-- begin DATA TO USE --

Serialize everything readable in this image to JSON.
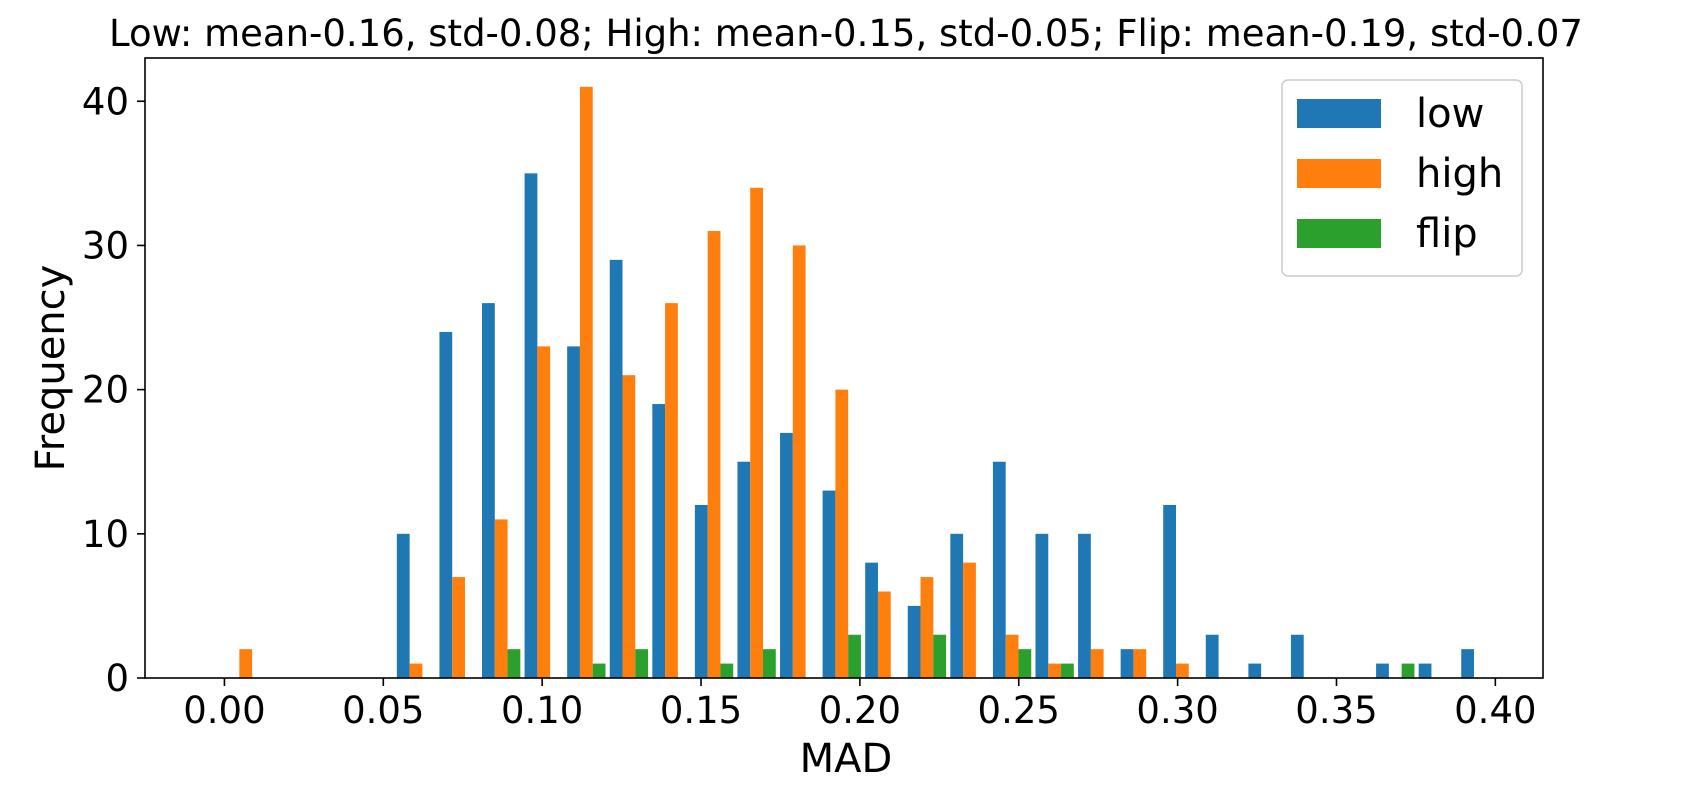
{
  "chart_data": {
    "type": "bar",
    "title": "Low: mean-0.16, std-0.08; High: mean-0.15, std-0.05; Flip: mean-0.19, std-0.07",
    "xlabel": "MAD",
    "ylabel": "Frequency",
    "xlim": [
      -0.025,
      0.415
    ],
    "ylim": [
      0,
      43
    ],
    "xticks": [
      "0.00",
      "0.05",
      "0.10",
      "0.15",
      "0.20",
      "0.25",
      "0.30",
      "0.35",
      "0.40"
    ],
    "yticks": [
      "0",
      "10",
      "20",
      "30",
      "40"
    ],
    "legend_position": "top-right",
    "grid": false,
    "bin_edges": [
      0.0,
      0.0134,
      0.0268,
      0.0402,
      0.0536,
      0.067,
      0.0804,
      0.0938,
      0.1072,
      0.1206,
      0.134,
      0.1474,
      0.1608,
      0.1742,
      0.1876,
      0.201,
      0.2144,
      0.2278,
      0.2412,
      0.2546,
      0.268,
      0.2814,
      0.2948,
      0.3082,
      0.3216,
      0.335,
      0.3484,
      0.3618,
      0.3752,
      0.3886,
      0.402
    ],
    "series": [
      {
        "name": "low",
        "color": "#1f77b4",
        "values": [
          0,
          0,
          0,
          0,
          10,
          24,
          26,
          35,
          23,
          29,
          19,
          12,
          15,
          17,
          13,
          8,
          5,
          10,
          15,
          10,
          10,
          2,
          12,
          3,
          1,
          3,
          0,
          1,
          1,
          2
        ]
      },
      {
        "name": "high",
        "color": "#ff7f0e",
        "values": [
          2,
          0,
          0,
          0,
          1,
          7,
          11,
          23,
          41,
          21,
          26,
          31,
          34,
          30,
          20,
          6,
          7,
          8,
          3,
          1,
          2,
          2,
          1,
          0,
          0,
          0,
          0,
          0,
          0,
          0
        ]
      },
      {
        "name": "flip",
        "color": "#2ca02c",
        "values": [
          0,
          0,
          0,
          0,
          0,
          0,
          2,
          0,
          1,
          2,
          0,
          1,
          2,
          0,
          3,
          0,
          3,
          0,
          2,
          1,
          0,
          0,
          0,
          0,
          0,
          0,
          0,
          1,
          0,
          0
        ]
      }
    ]
  }
}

-- end DATA TO USE --

Leave the pictures out, and transcribe each of the records exactly.

Serialize everything readable in this image to JSON.
{
  "chart_data": {
    "type": "bar",
    "title": "Low: mean-0.16, std-0.08; High: mean-0.15, std-0.05; Flip: mean-0.19, std-0.07",
    "xlabel": "MAD",
    "ylabel": "Frequency",
    "xlim": [
      -0.025,
      0.415
    ],
    "ylim": [
      0,
      43
    ],
    "xticks": [
      "0.00",
      "0.05",
      "0.10",
      "0.15",
      "0.20",
      "0.25",
      "0.30",
      "0.35",
      "0.40"
    ],
    "yticks": [
      "0",
      "10",
      "20",
      "30",
      "40"
    ],
    "legend_position": "top-right",
    "grid": false,
    "bin_edges": [
      0.0,
      0.0134,
      0.0268,
      0.0402,
      0.0536,
      0.067,
      0.0804,
      0.0938,
      0.1072,
      0.1206,
      0.134,
      0.1474,
      0.1608,
      0.1742,
      0.1876,
      0.201,
      0.2144,
      0.2278,
      0.2412,
      0.2546,
      0.268,
      0.2814,
      0.2948,
      0.3082,
      0.3216,
      0.335,
      0.3484,
      0.3618,
      0.3752,
      0.3886,
      0.402
    ],
    "series": [
      {
        "name": "low",
        "color": "#1f77b4",
        "values": [
          0,
          0,
          0,
          0,
          10,
          24,
          26,
          35,
          23,
          29,
          19,
          12,
          15,
          17,
          13,
          8,
          5,
          10,
          15,
          10,
          10,
          2,
          12,
          3,
          1,
          3,
          0,
          1,
          1,
          2
        ]
      },
      {
        "name": "high",
        "color": "#ff7f0e",
        "values": [
          2,
          0,
          0,
          0,
          1,
          7,
          11,
          23,
          41,
          21,
          26,
          31,
          34,
          30,
          20,
          6,
          7,
          8,
          3,
          1,
          2,
          2,
          1,
          0,
          0,
          0,
          0,
          0,
          0,
          0
        ]
      },
      {
        "name": "flip",
        "color": "#2ca02c",
        "values": [
          0,
          0,
          0,
          0,
          0,
          0,
          2,
          0,
          1,
          2,
          0,
          1,
          2,
          0,
          3,
          0,
          3,
          0,
          2,
          1,
          0,
          0,
          0,
          0,
          0,
          0,
          0,
          1,
          0,
          0
        ]
      }
    ]
  }
}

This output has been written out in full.